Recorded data
************
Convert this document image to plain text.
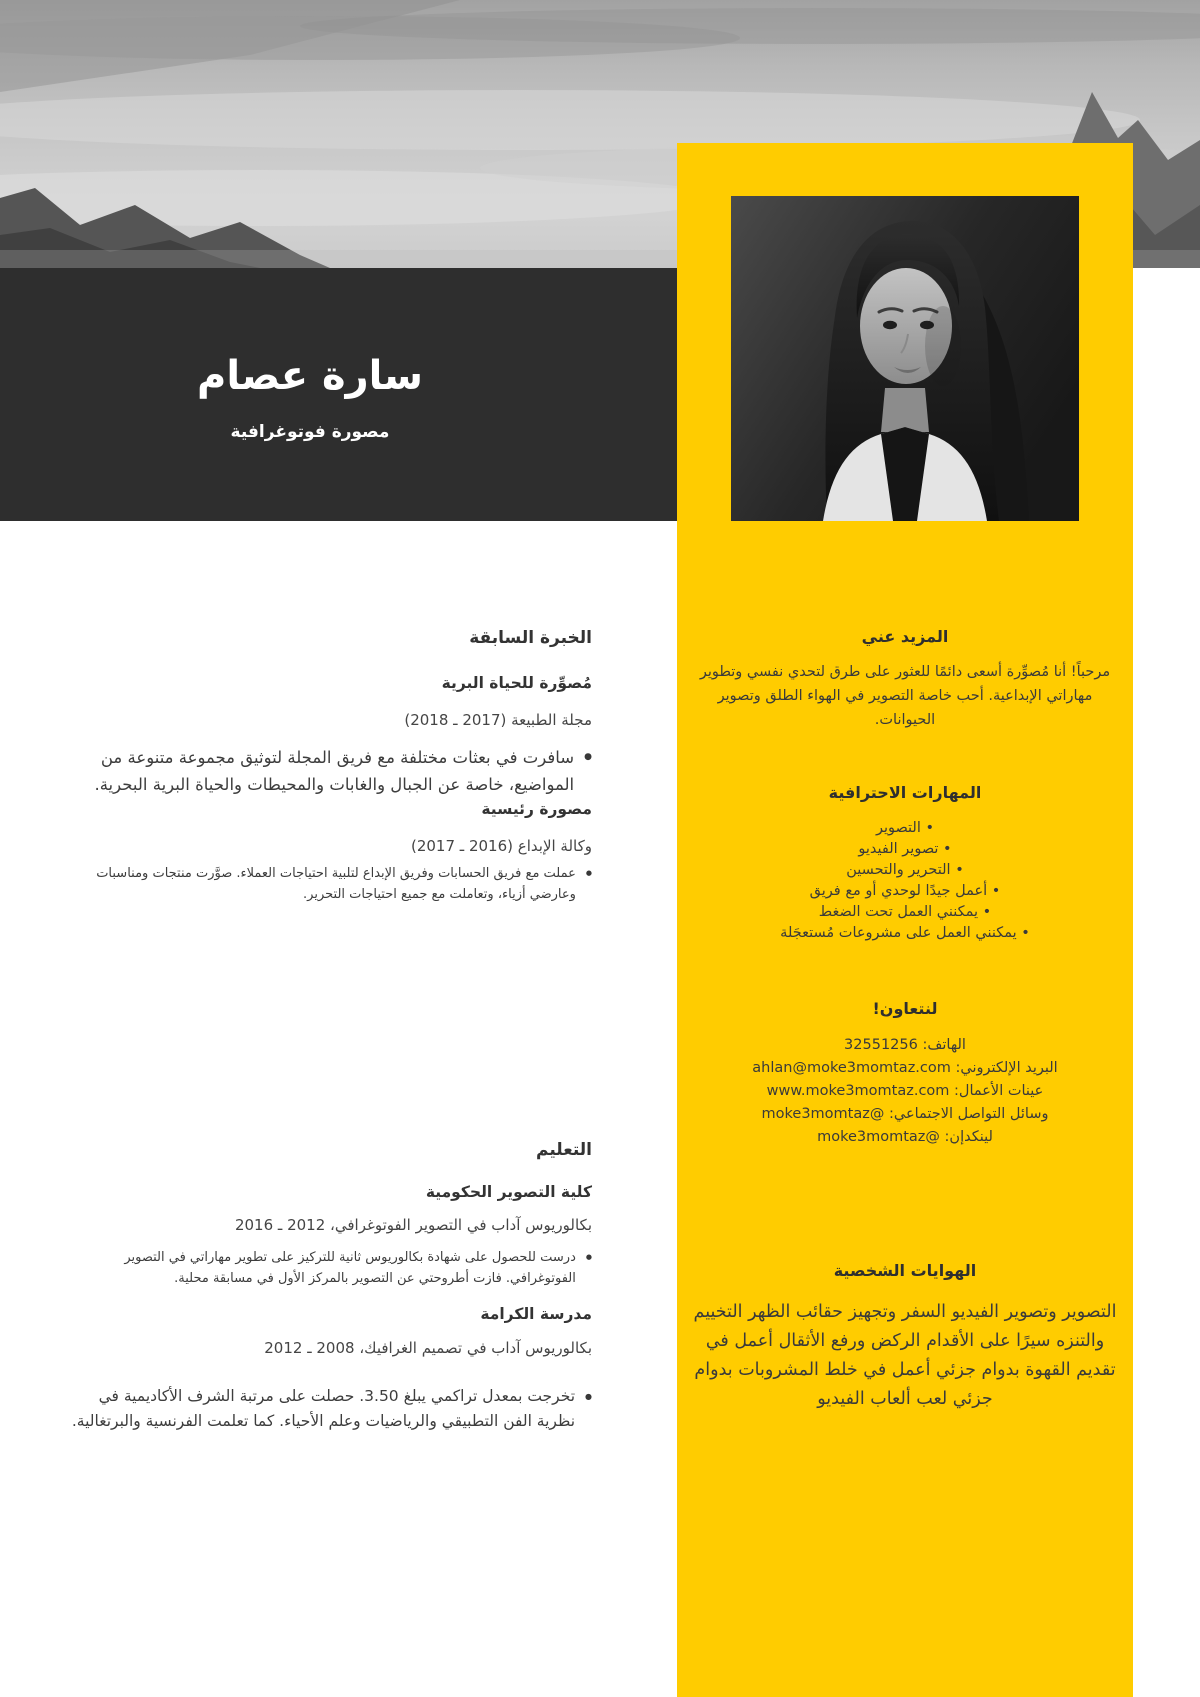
سارة عصام
مصورة فوتوغرافية
المزيد عني

مرحباً! أنا مُصوِّرة أسعى دائمًا للعثور على طرق لتحدي نفسي وتطوير مهاراتي الإبداعية. أحب خاصة التصوير في الهواء الطلق وتصوير الحيوانات.

المهارات الاحترافية
• التصوير
• تصوير الفيديو
• التحرير والتحسين
• أعمل جيدًا لوحدي أو مع فريق
• يمكنني العمل تحت الضغط
• يمكنني العمل على مشروعات مُستعجَلة
لنتعاون!
الهاتف: 32551256
البريد الإلكتروني: ahlan@moke3momtaz.com
عينات الأعمال: www.moke3momtaz.com
وسائل التواصل الاجتماعي: @moke3momtaz
لينكدإن: @moke3momtaz
الهوايات الشخصية

التصوير وتصوير الفيديو السفر وتجهيز حقائب الظهر التخييم والتنزه سيرًا على الأقدام الركض ورفع الأثقال أعمل في تقديم القهوة بدوام جزئي أعمل في خلط المشروبات بدوام جزئي لعب ألعاب الفيديو

الخبرة السابقة
مُصوِّرة للحياة البرية
مجلة الطبيعة (2017 ـ 2018)
● سافرت في بعثات مختلفة مع فريق المجلة لتوثيق مجموعة متنوعة من المواضيع، خاصة عن الجبال والغابات والمحيطات والحياة البرية البحرية.
مصورة رئيسية
وكالة الإبداع (2016 ـ 2017)
● عملت مع فريق الحسابات وفريق الإبداع لتلبية احتياجات العملاء. صوَّرت منتجات ومناسبات وعارضي أزياء، وتعاملت مع جميع احتياجات التحرير.
التعليم
كلية التصوير الحكومية
بكالوريوس آداب في التصوير الفوتوغرافي، 2012 ـ 2016
● درست للحصول على شهادة بكالوريوس ثانية للتركيز على تطوير مهاراتي في التصوير الفوتوغرافي. فازت أطروحتي عن التصوير بالمركز الأول في مسابقة محلية.
مدرسة الكرامة
بكالوريوس آداب في تصميم الغرافيك، 2008 ـ 2012
● تخرجت بمعدل تراكمي يبلغ 3.50. حصلت على مرتبة الشرف الأكاديمية في نظرية الفن التطبيقي والرياضيات وعلم الأحياء. كما تعلمت الفرنسية والبرتغالية.
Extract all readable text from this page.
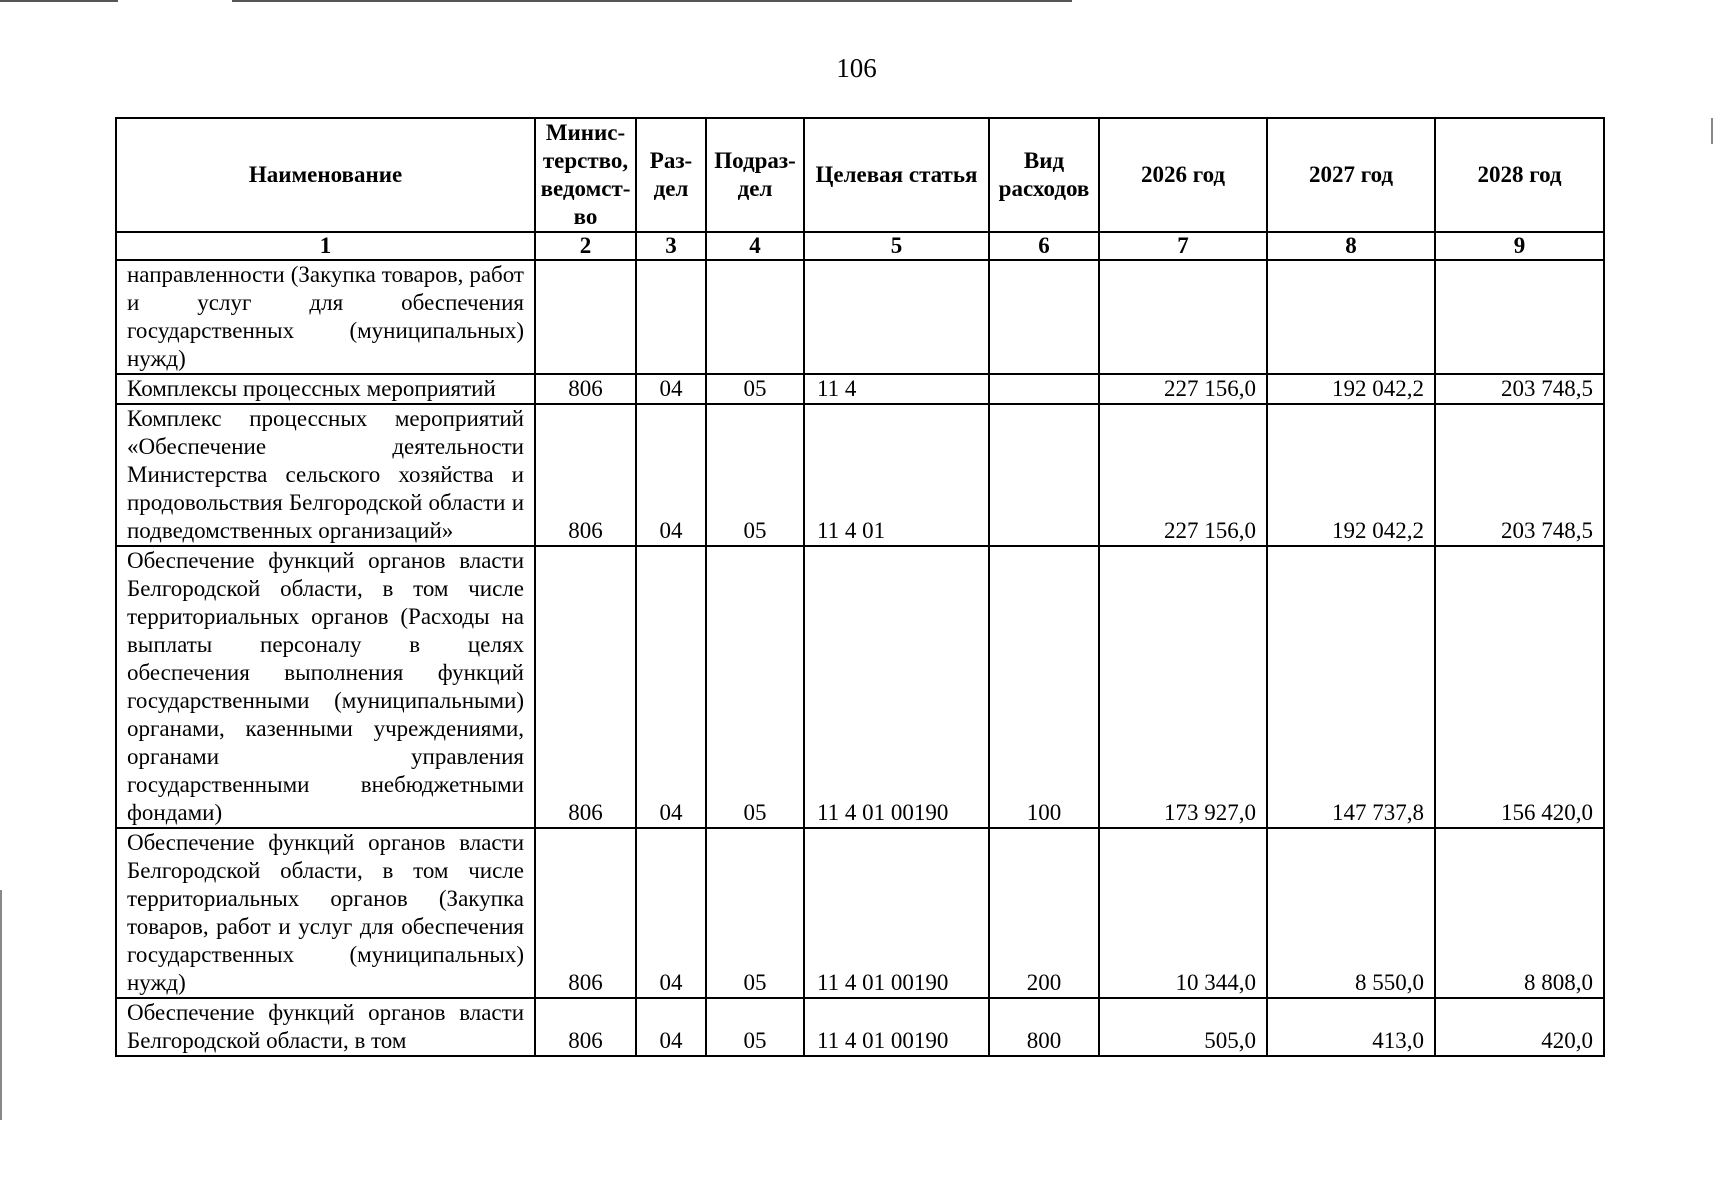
106
Наименование	Минис-терство, ведомст-во	Раз-дел	Подраз-дел	Целевая статья	Вид расходов	2026 год	2027 год	2028 год
1	2	3	4	5	6	7	8	9
направленности (Закупка товаров, работ и услуг для обеспечения государственных (муниципальных) нужд)								
Комплексы процессных мероприятий	806	04	05	11 4		227 156,0	192 042,2	203 748,5
Комплекс процессных мероприятий «Обеспечение деятельности Министерства сельского хозяйства и продовольствия Белгородской области и подведомственных организаций»	806	04	05	11 4 01		227 156,0	192 042,2	203 748,5
Обеспечение функций органов власти Белгородской области, в том числе территориальных органов (Расходы на выплаты персоналу в целях обеспечения выполнения функций государственными (муниципальными) органами, казенными учреждениями, органами управления государственными внебюджетными фондами)	806	04	05	11 4 01 00190	100	173 927,0	147 737,8	156 420,0
Обеспечение функций органов власти Белгородской области, в том числе территориальных органов (Закупка товаров, работ и услуг для обеспечения государственных (муниципальных) нужд)	806	04	05	11 4 01 00190	200	10 344,0	8 550,0	8 808,0
Обеспечение функций органов власти Белгородской области, в том	806	04	05	11 4 01 00190	800	505,0	413,0	420,0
************
### Work to be completed:
Extract, exactly as written, the span of lines from the one holding "Extract all readable text from this page." through the last line, inclusive. Skip any picture.

### Solution for this exercise:
Extract all readable text from this page.
106
Наименование	Минис-терство, ведомст-во	Раз-дел	Подраз-дел	Целевая статья	Вид расходов	2026 год	2027 год	2028 год
1	2	3	4	5	6	7	8	9
направленности (Закупка товаров, работ и услуг для обеспечения государственных (муниципальных) нужд)								
Комплексы процессных мероприятий	806	04	05	11 4		227 156,0	192 042,2	203 748,5
Комплекс процессных мероприятий «Обеспечение деятельности Министерства сельского хозяйства и продовольствия Белгородской области и подведомственных организаций»	806	04	05	11 4 01		227 156,0	192 042,2	203 748,5
Обеспечение функций органов власти Белгородской области, в том числе территориальных органов (Расходы на выплаты персоналу в целях обеспечения выполнения функций государственными (муниципальными) органами, казенными учреждениями, органами управления государственными внебюджетными фондами)	806	04	05	11 4 01 00190	100	173 927,0	147 737,8	156 420,0
Обеспечение функций органов власти Белгородской области, в том числе территориальных органов (Закупка товаров, работ и услуг для обеспечения государственных (муниципальных) нужд)	806	04	05	11 4 01 00190	200	10 344,0	8 550,0	8 808,0
Обеспечение функций органов власти Белгородской области, в том	806	04	05	11 4 01 00190	800	505,0	413,0	420,0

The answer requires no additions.